-- begin Listed entries --

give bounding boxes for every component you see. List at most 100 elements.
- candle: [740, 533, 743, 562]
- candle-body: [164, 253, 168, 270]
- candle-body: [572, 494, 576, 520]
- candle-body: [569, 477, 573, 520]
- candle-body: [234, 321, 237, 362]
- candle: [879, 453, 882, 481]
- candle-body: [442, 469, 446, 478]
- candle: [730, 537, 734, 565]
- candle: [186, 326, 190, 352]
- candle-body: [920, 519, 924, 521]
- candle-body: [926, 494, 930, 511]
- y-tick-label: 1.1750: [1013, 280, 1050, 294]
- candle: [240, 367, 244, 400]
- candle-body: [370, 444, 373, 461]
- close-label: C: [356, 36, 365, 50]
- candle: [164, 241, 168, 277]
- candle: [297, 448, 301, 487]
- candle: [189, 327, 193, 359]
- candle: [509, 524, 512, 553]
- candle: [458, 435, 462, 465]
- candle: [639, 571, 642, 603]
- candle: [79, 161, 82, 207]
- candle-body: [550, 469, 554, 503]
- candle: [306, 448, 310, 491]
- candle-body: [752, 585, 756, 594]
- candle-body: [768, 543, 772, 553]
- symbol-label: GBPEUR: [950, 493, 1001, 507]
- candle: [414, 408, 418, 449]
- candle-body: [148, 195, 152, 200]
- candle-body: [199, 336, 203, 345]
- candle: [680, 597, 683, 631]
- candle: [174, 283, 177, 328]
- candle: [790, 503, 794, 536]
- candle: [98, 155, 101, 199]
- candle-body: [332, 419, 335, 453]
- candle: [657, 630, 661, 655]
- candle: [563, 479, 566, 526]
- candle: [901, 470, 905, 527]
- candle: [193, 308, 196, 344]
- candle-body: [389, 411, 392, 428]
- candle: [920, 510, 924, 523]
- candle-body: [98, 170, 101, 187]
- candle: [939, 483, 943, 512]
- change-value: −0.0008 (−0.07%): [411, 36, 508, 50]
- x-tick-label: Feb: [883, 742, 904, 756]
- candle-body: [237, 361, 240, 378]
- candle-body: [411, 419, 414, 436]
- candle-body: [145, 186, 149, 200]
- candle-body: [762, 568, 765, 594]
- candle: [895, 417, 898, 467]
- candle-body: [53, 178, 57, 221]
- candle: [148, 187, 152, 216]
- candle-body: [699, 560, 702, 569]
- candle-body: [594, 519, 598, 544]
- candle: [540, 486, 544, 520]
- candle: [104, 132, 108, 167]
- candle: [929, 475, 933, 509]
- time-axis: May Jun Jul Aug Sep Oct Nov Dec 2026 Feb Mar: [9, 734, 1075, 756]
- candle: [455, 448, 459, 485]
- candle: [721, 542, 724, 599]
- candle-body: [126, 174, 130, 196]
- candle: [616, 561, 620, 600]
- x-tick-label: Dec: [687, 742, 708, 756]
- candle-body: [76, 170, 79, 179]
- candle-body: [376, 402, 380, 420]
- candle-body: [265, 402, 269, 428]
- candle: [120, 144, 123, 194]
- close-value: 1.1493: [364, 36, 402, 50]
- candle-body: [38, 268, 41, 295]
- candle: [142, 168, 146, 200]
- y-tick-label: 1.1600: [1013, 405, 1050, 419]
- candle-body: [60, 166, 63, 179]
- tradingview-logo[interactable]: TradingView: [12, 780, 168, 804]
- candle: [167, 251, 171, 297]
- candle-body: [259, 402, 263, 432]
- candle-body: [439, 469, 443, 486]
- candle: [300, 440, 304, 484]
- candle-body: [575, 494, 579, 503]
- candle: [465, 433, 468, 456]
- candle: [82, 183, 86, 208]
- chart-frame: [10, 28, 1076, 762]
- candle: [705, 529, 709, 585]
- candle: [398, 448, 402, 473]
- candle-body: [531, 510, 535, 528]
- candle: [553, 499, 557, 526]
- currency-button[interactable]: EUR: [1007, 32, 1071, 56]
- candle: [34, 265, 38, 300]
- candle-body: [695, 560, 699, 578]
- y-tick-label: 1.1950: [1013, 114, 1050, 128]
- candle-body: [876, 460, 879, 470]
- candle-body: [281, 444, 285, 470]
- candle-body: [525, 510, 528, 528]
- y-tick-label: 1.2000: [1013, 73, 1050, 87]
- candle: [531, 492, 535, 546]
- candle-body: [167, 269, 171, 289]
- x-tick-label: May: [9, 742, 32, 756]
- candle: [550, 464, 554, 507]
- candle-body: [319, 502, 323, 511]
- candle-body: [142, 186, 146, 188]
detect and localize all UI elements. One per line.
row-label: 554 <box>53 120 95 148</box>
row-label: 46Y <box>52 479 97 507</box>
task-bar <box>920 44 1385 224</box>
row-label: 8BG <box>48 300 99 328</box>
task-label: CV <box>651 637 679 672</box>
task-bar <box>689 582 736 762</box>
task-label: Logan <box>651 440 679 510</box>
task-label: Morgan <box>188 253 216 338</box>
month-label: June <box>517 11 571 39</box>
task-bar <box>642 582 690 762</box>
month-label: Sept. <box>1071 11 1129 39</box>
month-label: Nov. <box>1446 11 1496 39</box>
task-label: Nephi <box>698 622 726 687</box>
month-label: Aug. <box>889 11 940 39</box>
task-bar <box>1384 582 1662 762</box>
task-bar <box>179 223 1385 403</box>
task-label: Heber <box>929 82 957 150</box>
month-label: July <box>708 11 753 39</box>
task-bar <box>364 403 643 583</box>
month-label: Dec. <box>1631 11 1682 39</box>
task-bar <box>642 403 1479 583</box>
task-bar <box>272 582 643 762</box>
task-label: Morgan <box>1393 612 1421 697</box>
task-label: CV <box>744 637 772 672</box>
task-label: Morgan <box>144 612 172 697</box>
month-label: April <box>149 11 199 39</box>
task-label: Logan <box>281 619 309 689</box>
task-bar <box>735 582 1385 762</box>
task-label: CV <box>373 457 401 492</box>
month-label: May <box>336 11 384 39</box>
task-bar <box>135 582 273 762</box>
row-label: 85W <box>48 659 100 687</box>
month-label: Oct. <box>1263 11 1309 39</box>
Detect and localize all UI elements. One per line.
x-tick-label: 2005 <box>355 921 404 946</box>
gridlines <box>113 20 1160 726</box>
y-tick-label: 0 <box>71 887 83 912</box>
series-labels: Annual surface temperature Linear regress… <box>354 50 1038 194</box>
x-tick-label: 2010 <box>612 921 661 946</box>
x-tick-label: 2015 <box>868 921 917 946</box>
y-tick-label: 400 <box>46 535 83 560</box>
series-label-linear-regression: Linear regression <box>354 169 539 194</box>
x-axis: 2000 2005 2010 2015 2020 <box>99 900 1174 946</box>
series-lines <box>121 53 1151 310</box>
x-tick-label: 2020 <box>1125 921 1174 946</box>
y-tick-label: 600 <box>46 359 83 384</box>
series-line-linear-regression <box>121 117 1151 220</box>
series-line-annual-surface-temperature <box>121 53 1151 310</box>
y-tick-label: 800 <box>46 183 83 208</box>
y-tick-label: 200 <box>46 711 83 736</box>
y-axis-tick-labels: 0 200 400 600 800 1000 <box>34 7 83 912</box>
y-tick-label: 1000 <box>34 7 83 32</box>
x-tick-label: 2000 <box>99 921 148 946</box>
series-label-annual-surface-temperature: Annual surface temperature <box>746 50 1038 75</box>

-- end Listed entries --

#### Exercise instructions
Edit the data so that each "y-tick-label" reads "y-axis-label", and give the lines back with everything else left unchanged.

#### Task output
give bounding boxes for every component you see. List at most 100 elements.
- candle: [740, 533, 743, 562]
- candle-body: [164, 253, 168, 270]
- candle-body: [572, 494, 576, 520]
- candle-body: [569, 477, 573, 520]
- candle-body: [234, 321, 237, 362]
- candle: [879, 453, 882, 481]
- candle-body: [442, 469, 446, 478]
- candle: [730, 537, 734, 565]
- candle: [186, 326, 190, 352]
- candle-body: [920, 519, 924, 521]
- candle-body: [926, 494, 930, 511]
- y-axis-label: 1.1750: [1013, 280, 1050, 294]
- candle: [240, 367, 244, 400]
- candle-body: [370, 444, 373, 461]
- close-label: C: [356, 36, 365, 50]
- candle: [164, 241, 168, 277]
- candle: [297, 448, 301, 487]
- candle: [189, 327, 193, 359]
- candle: [509, 524, 512, 553]
- candle: [458, 435, 462, 465]
- candle: [639, 571, 642, 603]
- candle: [79, 161, 82, 207]
- candle-body: [550, 469, 554, 503]
- candle: [306, 448, 310, 491]
- candle-body: [752, 585, 756, 594]
- candle-body: [768, 543, 772, 553]
- symbol-label: GBPEUR: [950, 493, 1001, 507]
- candle: [414, 408, 418, 449]
- candle-body: [148, 195, 152, 200]
- candle-body: [199, 336, 203, 345]
- candle: [680, 597, 683, 631]
- candle: [174, 283, 177, 328]
- candle: [790, 503, 794, 536]
- candle: [98, 155, 101, 199]
- candle-body: [332, 419, 335, 453]
- candle: [657, 630, 661, 655]
- candle: [563, 479, 566, 526]
- candle: [901, 470, 905, 527]
- candle: [193, 308, 196, 344]
- candle-body: [389, 411, 392, 428]
- candle: [920, 510, 924, 523]
- candle-body: [98, 170, 101, 187]
- candle: [939, 483, 943, 512]
- change-value: −0.0008 (−0.07%): [411, 36, 508, 50]
- x-tick-label: Feb: [883, 742, 904, 756]
- candle-body: [237, 361, 240, 378]
- candle-body: [411, 419, 414, 436]
- candle-body: [145, 186, 149, 200]
- candle-body: [762, 568, 765, 594]
- candle: [895, 417, 898, 467]
- candle-body: [53, 178, 57, 221]
- candle: [148, 187, 152, 216]
- candle-body: [699, 560, 702, 569]
- candle-body: [594, 519, 598, 544]
- candle: [540, 486, 544, 520]
- candle: [104, 132, 108, 167]
- candle: [929, 475, 933, 509]
- time-axis: May Jun Jul Aug Sep Oct Nov Dec 2026 Feb Mar: [9, 734, 1075, 756]
- candle: [455, 448, 459, 485]
- candle: [721, 542, 724, 599]
- candle-body: [126, 174, 130, 196]
- candle: [616, 561, 620, 600]
- x-tick-label: Dec: [687, 742, 708, 756]
- candle-body: [76, 170, 79, 179]
- candle-body: [376, 402, 380, 420]
- candle-body: [265, 402, 269, 428]
- candle: [120, 144, 123, 194]
- close-value: 1.1493: [364, 36, 402, 50]
- candle-body: [38, 268, 41, 295]
- candle: [142, 168, 146, 200]
- y-axis-label: 1.1600: [1013, 405, 1050, 419]
- candle-body: [60, 166, 63, 179]
- tradingview-logo[interactable]: TradingView: [12, 780, 168, 804]
- candle: [167, 251, 171, 297]
- candle-body: [259, 402, 263, 432]
- candle-body: [439, 469, 443, 486]
- candle: [300, 440, 304, 484]
- candle-body: [575, 494, 579, 503]
- candle: [465, 433, 468, 456]
- candle: [82, 183, 86, 208]
- chart-frame: [10, 28, 1076, 762]
- candle: [705, 529, 709, 585]
- candle: [398, 448, 402, 473]
- candle-body: [531, 510, 535, 528]
- candle: [553, 499, 557, 526]
- currency-button[interactable]: EUR: [1007, 32, 1071, 56]
- candle: [34, 265, 38, 300]
- candle-body: [695, 560, 699, 578]
- y-axis-label: 1.1950: [1013, 114, 1050, 128]
- candle-body: [876, 460, 879, 470]
- candle-body: [281, 444, 285, 470]
- candle-body: [525, 510, 528, 528]
- y-axis-label: 1.2000: [1013, 73, 1050, 87]
- candle: [531, 492, 535, 546]
- candle-body: [167, 269, 171, 289]
- x-tick-label: May: [9, 742, 32, 756]
- candle: [550, 464, 554, 507]
- candle-body: [319, 502, 323, 511]
- candle-body: [142, 186, 146, 188]
detect and localize all UI elements. One per line.
row-label: 554 <box>53 120 95 148</box>
row-label: 46Y <box>52 479 97 507</box>
task-bar <box>920 44 1385 224</box>
row-label: 8BG <box>48 300 99 328</box>
task-label: CV <box>651 637 679 672</box>
task-bar <box>689 582 736 762</box>
task-label: Logan <box>651 440 679 510</box>
task-label: Morgan <box>188 253 216 338</box>
month-label: June <box>517 11 571 39</box>
task-bar <box>642 582 690 762</box>
month-label: Sept. <box>1071 11 1129 39</box>
month-label: Nov. <box>1446 11 1496 39</box>
task-label: Nephi <box>698 622 726 687</box>
month-label: Aug. <box>889 11 940 39</box>
task-bar <box>1384 582 1662 762</box>
task-bar <box>179 223 1385 403</box>
task-label: Heber <box>929 82 957 150</box>
month-label: July <box>708 11 753 39</box>
task-bar <box>364 403 643 583</box>
month-label: Dec. <box>1631 11 1682 39</box>
task-bar <box>642 403 1479 583</box>
task-bar <box>272 582 643 762</box>
task-label: Morgan <box>1393 612 1421 697</box>
task-label: CV <box>744 637 772 672</box>
task-label: Morgan <box>144 612 172 697</box>
month-label: April <box>149 11 199 39</box>
task-label: Logan <box>281 619 309 689</box>
task-bar <box>735 582 1385 762</box>
task-label: CV <box>373 457 401 492</box>
month-label: May <box>336 11 384 39</box>
task-bar <box>135 582 273 762</box>
row-label: 85W <box>48 659 100 687</box>
month-label: Oct. <box>1263 11 1309 39</box>
Detect and localize all UI elements. One per line.
x-tick-label: 2005 <box>355 921 404 946</box>
gridlines <box>113 20 1160 726</box>
y-axis-label: 0 <box>71 887 83 912</box>
series-labels: Annual surface temperature Linear regress… <box>354 50 1038 194</box>
x-tick-label: 2010 <box>612 921 661 946</box>
x-tick-label: 2015 <box>868 921 917 946</box>
y-axis-label: 400 <box>46 535 83 560</box>
series-label-linear-regression: Linear regression <box>354 169 539 194</box>
x-axis: 2000 2005 2010 2015 2020 <box>99 900 1174 946</box>
series-lines <box>121 53 1151 310</box>
x-tick-label: 2020 <box>1125 921 1174 946</box>
y-axis-label: 600 <box>46 359 83 384</box>
series-line-linear-regression <box>121 117 1151 220</box>
series-line-annual-surface-temperature <box>121 53 1151 310</box>
y-axis-label: 800 <box>46 183 83 208</box>
y-axis-label: 200 <box>46 711 83 736</box>
y-axis-tick-labels: 0 200 400 600 800 1000 <box>34 7 83 912</box>
y-axis-label: 1000 <box>34 7 83 32</box>
x-tick-label: 2000 <box>99 921 148 946</box>
series-label-annual-surface-temperature: Annual surface temperature <box>746 50 1038 75</box>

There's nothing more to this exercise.